Start of Supplied material

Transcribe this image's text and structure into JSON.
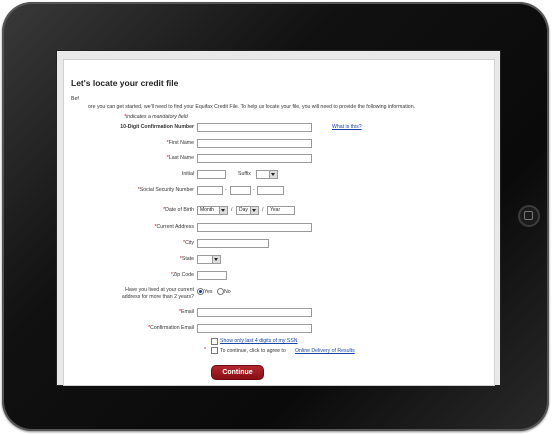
{
  "form": {
    "title": "Let's locate your credit file",
    "intro_prefix": "Bef",
    "intro": "ore you can get started, we'll need to find your Equifax Credit File.  To help us locate your file, you will need to provide the following information.",
    "mandatory_note": "indicates a mandatory field",
    "star": "*",
    "confirmation_label": "10-Digit Confirmation Number",
    "what_is_this": "What is this?",
    "first_name_label": "First Name",
    "last_name_label": "Last Name",
    "initial_label": "Initial",
    "suffix_label": "Suffix",
    "ssn_label": "Social Security Number",
    "ssn_sep": "-",
    "dob_label": "Date of Birth",
    "dob_month": "Month",
    "dob_day": "Day",
    "dob_year": "Year",
    "dob_sep": "/",
    "address_label": "Current Address",
    "city_label": "City",
    "state_label": "State",
    "zip_label": "Zip Code",
    "lived_label_1": "Have you lived at your current",
    "lived_label_2": "address for more than 2 years?",
    "yes": "Yes",
    "no": "No",
    "email_label": "Email",
    "confirm_email_label": "Confirmation Email",
    "show_ssn": "Show only last 4 digits of my SSN",
    "agree_text": "To continue, click to agree to",
    "agree_link": "Online Delivery of Results",
    "continue_button": "Continue"
  },
  "colors": {
    "button": "#9e1a22",
    "link": "#1a44aa",
    "required": "#cc0000"
  }
}
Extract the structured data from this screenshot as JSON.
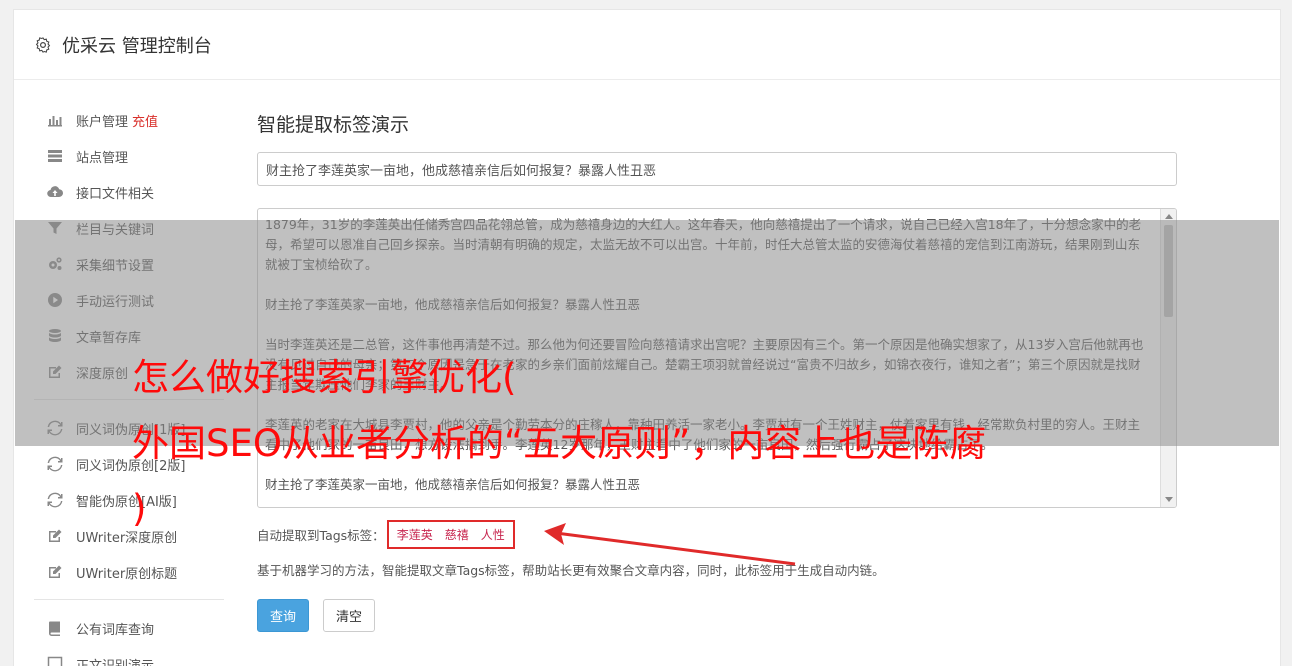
{
  "header": {
    "title": "优采云 管理控制台",
    "icon": "gear-icon"
  },
  "sidebar": {
    "group1": [
      {
        "label": "账户管理",
        "badge": "充值",
        "icon": "bar-chart-icon"
      },
      {
        "label": "站点管理",
        "icon": "server-icon"
      },
      {
        "label": "接口文件相关",
        "icon": "cloud-upload-icon"
      },
      {
        "label": "栏目与关键词",
        "icon": "filter-icon"
      },
      {
        "label": "采集细节设置",
        "icon": "cogs-icon"
      },
      {
        "label": "手动运行测试",
        "icon": "play-icon"
      },
      {
        "label": "文章暂存库",
        "icon": "database-icon"
      },
      {
        "label": "深度原创",
        "icon": "edit-icon"
      }
    ],
    "group2": [
      {
        "label": "同义词伪原创[1版]",
        "icon": "refresh-icon"
      },
      {
        "label": "同义词伪原创[2版]",
        "icon": "refresh-icon"
      },
      {
        "label": "智能伪原创[AI版]",
        "icon": "refresh-icon"
      },
      {
        "label": "UWriter深度原创",
        "icon": "edit-icon"
      },
      {
        "label": "UWriter原创标题",
        "icon": "edit-icon"
      }
    ],
    "group3": [
      {
        "label": "公有词库查询",
        "icon": "book-icon"
      },
      {
        "label": "正文识别演示",
        "icon": "square-icon"
      }
    ]
  },
  "main": {
    "heading": "智能提取标签演示",
    "title_value": "财主抢了李莲英家一亩地，他成慈禧亲信后如何报复？暴露人性丑恶",
    "paragraphs": [
      "1879年，31岁的李莲英出任储秀宫四品花翎总管，成为慈禧身边的大红人。这年春天，他向慈禧提出了一个请求，说自己已经入宫18年了，十分想念家中的老母，希望可以恩准自己回乡探亲。当时清朝有明确的规定，太监无故不可以出宫。十年前，时任大总管太监的安德海仗着慈禧的宠信到江南游玩，结果刚到山东就被丁宝桢给砍了。",
      "财主抢了李莲英家一亩地，他成慈禧亲信后如何报复？暴露人性丑恶",
      "当时李莲英还是二总管，这件事他再清楚不过。那么他为何还要冒险向慈禧请求出宫呢？主要原因有三个。第一个原因是他确实想家了，从13岁入宫后他就再也没有见过自己的母亲；第二个原因是急于在老家的乡亲们面前炫耀自己。楚霸王项羽就曾经说过“富贵不归故乡，如锦衣夜行，谁知之者”；第三个原因就是找财主报当年欺压他们李家的王财主。",
      "李莲英的老家在大城县李贾村，他的父亲是个勤劳本分的庄稼人，靠种田养活一家老小。李贾村有一个王姓财主，仗着家里有钱，经常欺负村里的穷人。王财主看中了他们家的一亩良田，想方设法搞到手。李莲英12岁那年，王财主看中了他们家的一亩良田，然后强行霸占了这块地给霸占了。",
      "财主抢了李莲英家一亩地，他成慈禧亲信后如何报复？暴露人性丑恶"
    ],
    "tags_label": "自动提取到Tags标签：",
    "tags": [
      "李莲英",
      "慈禧",
      "人性"
    ],
    "help_text": "基于机器学习的方法，智能提取文章Tags标签，帮助站长更有效聚合文章内容，同时，此标签用于生成自动内链。",
    "query_button": "查询",
    "clear_button": "清空"
  },
  "overlay": {
    "line1": "怎么做好搜索引擎优化(",
    "line2": "外国SEO从业者分析的“五大原则”，内容上也是陈腐",
    "line3": ")"
  }
}
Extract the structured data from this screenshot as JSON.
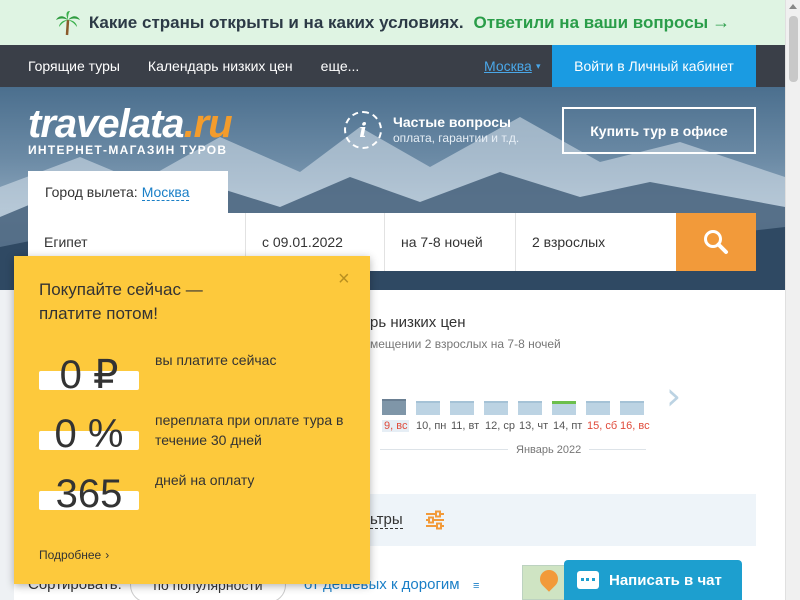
{
  "promo_banner": {
    "text": "Какие страны открыты и на каких условиях.",
    "link": "Ответили на ваши вопросы",
    "arrow": "→"
  },
  "nav": {
    "items": [
      "Горящие туры",
      "Календарь низких цен",
      "еще..."
    ],
    "city": "Москва",
    "city_caret": "▾",
    "login": "Войти в Личный кабинет"
  },
  "hero": {
    "logo_main": "travelata",
    "logo_tld": ".ru",
    "tagline": "ИНТЕРНЕТ-МАГАЗИН ТУРОВ",
    "faq_icon": "i",
    "faq_title": "Частые вопросы",
    "faq_sub": "оплата, гарантии и т.д.",
    "office_button": "Купить тур в офисе"
  },
  "search": {
    "depart_label": "Город вылета:",
    "depart_city": "Москва",
    "country": "Египет",
    "date": "с 09.01.2022",
    "nights": "на 7-8 ночей",
    "guests": "2 взрослых",
    "search_icon": "search-icon"
  },
  "calendar": {
    "title": "рь низких цен",
    "subtitle": "мещении 2 взрослых на 7-8 ночей",
    "next": "›",
    "days": [
      {
        "label": "9, вс",
        "weekend": true,
        "selected": true
      },
      {
        "label": "10, пн",
        "weekend": false,
        "selected": false
      },
      {
        "label": "11, вт",
        "weekend": false,
        "selected": false
      },
      {
        "label": "12, ср",
        "weekend": false,
        "selected": false
      },
      {
        "label": "13, чт",
        "weekend": false,
        "selected": false
      },
      {
        "label": "14, пт",
        "weekend": false,
        "selected": false
      },
      {
        "label": "15, сб",
        "weekend": true,
        "selected": false
      },
      {
        "label": "16, вс",
        "weekend": true,
        "selected": false
      }
    ],
    "month": "Январь 2022"
  },
  "filters": {
    "label": "ьтры"
  },
  "sort": {
    "label": "Сортировать:",
    "popular": "по популярности",
    "cheap": "от дешевых к дорогим",
    "cheap_icon": "≡"
  },
  "chat": {
    "label": "Написать в чат"
  },
  "popup": {
    "close": "×",
    "title": "Покупайте сейчас — платите потом!",
    "rows": [
      {
        "value": "0 ₽",
        "desc": "вы платите сейчас"
      },
      {
        "value": "0 %",
        "desc": "переплата при оплате тура в течение 30 дней"
      },
      {
        "value": "365",
        "desc": "дней на оплату"
      }
    ],
    "more": "Подробнее",
    "more_chev": "›"
  },
  "colors": {
    "accent_orange": "#f29a3a",
    "brand_blue": "#1a9be2",
    "popup_yellow": "#fdc93c",
    "banner_green": "#2a9d49"
  }
}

End of Supplied material

Prompt -
Quote all of the entries word for word, omitting any pictures.

Task solution -
Transcribe this image's text and structure into JSON.
{
  "form": {
    "title": "Let's locate your credit file",
    "intro_prefix": "Bef",
    "intro": "ore you can get started, we'll need to find your Equifax Credit File.  To help us locate your file, you will need to provide the following information.",
    "mandatory_note": "indicates a mandatory field",
    "star": "*",
    "confirmation_label": "10-Digit Confirmation Number",
    "what_is_this": "What is this?",
    "first_name_label": "First Name",
    "last_name_label": "Last Name",
    "initial_label": "Initial",
    "suffix_label": "Suffix",
    "ssn_label": "Social Security Number",
    "ssn_sep": "-",
    "dob_label": "Date of Birth",
    "dob_month": "Month",
    "dob_day": "Day",
    "dob_year": "Year",
    "dob_sep": "/",
    "address_label": "Current Address",
    "city_label": "City",
    "state_label": "State",
    "zip_label": "Zip Code",
    "lived_label_1": "Have you lived at your current",
    "lived_label_2": "address for more than 2 years?",
    "yes": "Yes",
    "no": "No",
    "email_label": "Email",
    "confirm_email_label": "Confirmation Email",
    "show_ssn": "Show only last 4 digits of my SSN",
    "agree_text": "To continue, click to agree to",
    "agree_link": "Online Delivery of Results",
    "continue_button": "Continue"
  },
  "colors": {
    "button": "#9e1a22",
    "link": "#1a44aa",
    "required": "#cc0000"
  }
}
Extract the structured data from this screenshot as JSON.
{
  "header": {
    "title": "优采云 管理控制台",
    "icon": "gear-icon"
  },
  "sidebar": {
    "group1": [
      {
        "label": "账户管理",
        "badge": "充值",
        "icon": "bar-chart-icon"
      },
      {
        "label": "站点管理",
        "icon": "server-icon"
      },
      {
        "label": "接口文件相关",
        "icon": "cloud-upload-icon"
      },
      {
        "label": "栏目与关键词",
        "icon": "filter-icon"
      },
      {
        "label": "采集细节设置",
        "icon": "cogs-icon"
      },
      {
        "label": "手动运行测试",
        "icon": "play-icon"
      },
      {
        "label": "文章暂存库",
        "icon": "database-icon"
      },
      {
        "label": "深度原创",
        "icon": "edit-icon"
      }
    ],
    "group2": [
      {
        "label": "同义词伪原创[1版]",
        "icon": "refresh-icon"
      },
      {
        "label": "同义词伪原创[2版]",
        "icon": "refresh-icon"
      },
      {
        "label": "智能伪原创[AI版]",
        "icon": "refresh-icon"
      },
      {
        "label": "UWriter深度原创",
        "icon": "edit-icon"
      },
      {
        "label": "UWriter原创标题",
        "icon": "edit-icon"
      }
    ],
    "group3": [
      {
        "label": "公有词库查询",
        "icon": "book-icon"
      },
      {
        "label": "正文识别演示",
        "icon": "square-icon"
      }
    ]
  },
  "main": {
    "heading": "智能提取标签演示",
    "title_value": "财主抢了李莲英家一亩地，他成慈禧亲信后如何报复？暴露人性丑恶",
    "paragraphs": [
      "1879年，31岁的李莲英出任储秀宫四品花翎总管，成为慈禧身边的大红人。这年春天，他向慈禧提出了一个请求，说自己已经入宫18年了，十分想念家中的老母，希望可以恩准自己回乡探亲。当时清朝有明确的规定，太监无故不可以出宫。十年前，时任大总管太监的安德海仗着慈禧的宠信到江南游玩，结果刚到山东就被丁宝桢给砍了。",
      "财主抢了李莲英家一亩地，他成慈禧亲信后如何报复？暴露人性丑恶",
      "当时李莲英还是二总管，这件事他再清楚不过。那么他为何还要冒险向慈禧请求出宫呢？主要原因有三个。第一个原因是他确实想家了，从13岁入宫后他就再也没有见过自己的母亲；第二个原因是急于在老家的乡亲们面前炫耀自己。楚霸王项羽就曾经说过“富贵不归故乡，如锦衣夜行，谁知之者”；第三个原因就是找财主报当年欺压他们李家的王财主。",
      "李莲英的老家在大城县李贾村，他的父亲是个勤劳本分的庄稼人，靠种田养活一家老小。李贾村有一个王姓财主，仗着家里有钱，经常欺负村里的穷人。王财主看中了他们家的一亩良田，想方设法搞到手。李莲英12岁那年，王财主看中了他们家的一亩良田，然后强行霸占了这块地给霸占了。",
      "财主抢了李莲英家一亩地，他成慈禧亲信后如何报复？暴露人性丑恶"
    ],
    "tags_label": "自动提取到Tags标签：",
    "tags": [
      "李莲英",
      "慈禧",
      "人性"
    ],
    "help_text": "基于机器学习的方法，智能提取文章Tags标签，帮助站长更有效聚合文章内容，同时，此标签用于生成自动内链。",
    "query_button": "查询",
    "clear_button": "清空"
  },
  "overlay": {
    "line1": "怎么做好搜索引擎优化(",
    "line2": "外国SEO从业者分析的“五大原则”，内容上也是陈腐",
    "line3": ")"
  }
}
Extract the structured data from this screenshot as JSON.
{
  "promo_banner": {
    "text": "Какие страны открыты и на каких условиях.",
    "link": "Ответили на ваши вопросы",
    "arrow": "→"
  },
  "nav": {
    "items": [
      "Горящие туры",
      "Календарь низких цен",
      "еще..."
    ],
    "city": "Москва",
    "city_caret": "▾",
    "login": "Войти в Личный кабинет"
  },
  "hero": {
    "logo_main": "travelata",
    "logo_tld": ".ru",
    "tagline": "ИНТЕРНЕТ-МАГАЗИН ТУРОВ",
    "faq_icon": "i",
    "faq_title": "Частые вопросы",
    "faq_sub": "оплата, гарантии и т.д.",
    "office_button": "Купить тур в офисе"
  },
  "search": {
    "depart_label": "Город вылета:",
    "depart_city": "Москва",
    "country": "Египет",
    "date": "с 09.01.2022",
    "nights": "на 7-8 ночей",
    "guests": "2 взрослых",
    "search_icon": "search-icon"
  },
  "calendar": {
    "title": "рь низких цен",
    "subtitle": "мещении 2 взрослых на 7-8 ночей",
    "next": "›",
    "days": [
      {
        "label": "9, вс",
        "weekend": true,
        "selected": true
      },
      {
        "label": "10, пн",
        "weekend": false,
        "selected": false
      },
      {
        "label": "11, вт",
        "weekend": false,
        "selected": false
      },
      {
        "label": "12, ср",
        "weekend": false,
        "selected": false
      },
      {
        "label": "13, чт",
        "weekend": false,
        "selected": false
      },
      {
        "label": "14, пт",
        "weekend": false,
        "selected": false
      },
      {
        "label": "15, сб",
        "weekend": true,
        "selected": false
      },
      {
        "label": "16, вс",
        "weekend": true,
        "selected": false
      }
    ],
    "month": "Январь 2022"
  },
  "filters": {
    "label": "ьтры"
  },
  "sort": {
    "label": "Сортировать:",
    "popular": "по популярности",
    "cheap": "от дешевых к дорогим",
    "cheap_icon": "≡"
  },
  "chat": {
    "label": "Написать в чат"
  },
  "popup": {
    "close": "×",
    "title": "Покупайте сейчас — платите потом!",
    "rows": [
      {
        "value": "0 ₽",
        "desc": "вы платите сейчас"
      },
      {
        "value": "0 %",
        "desc": "переплата при оплате тура в течение 30 дней"
      },
      {
        "value": "365",
        "desc": "дней на оплату"
      }
    ],
    "more": "Подробнее",
    "more_chev": "›"
  },
  "colors": {
    "accent_orange": "#f29a3a",
    "brand_blue": "#1a9be2",
    "popup_yellow": "#fdc93c",
    "banner_green": "#2a9d49"
  }
}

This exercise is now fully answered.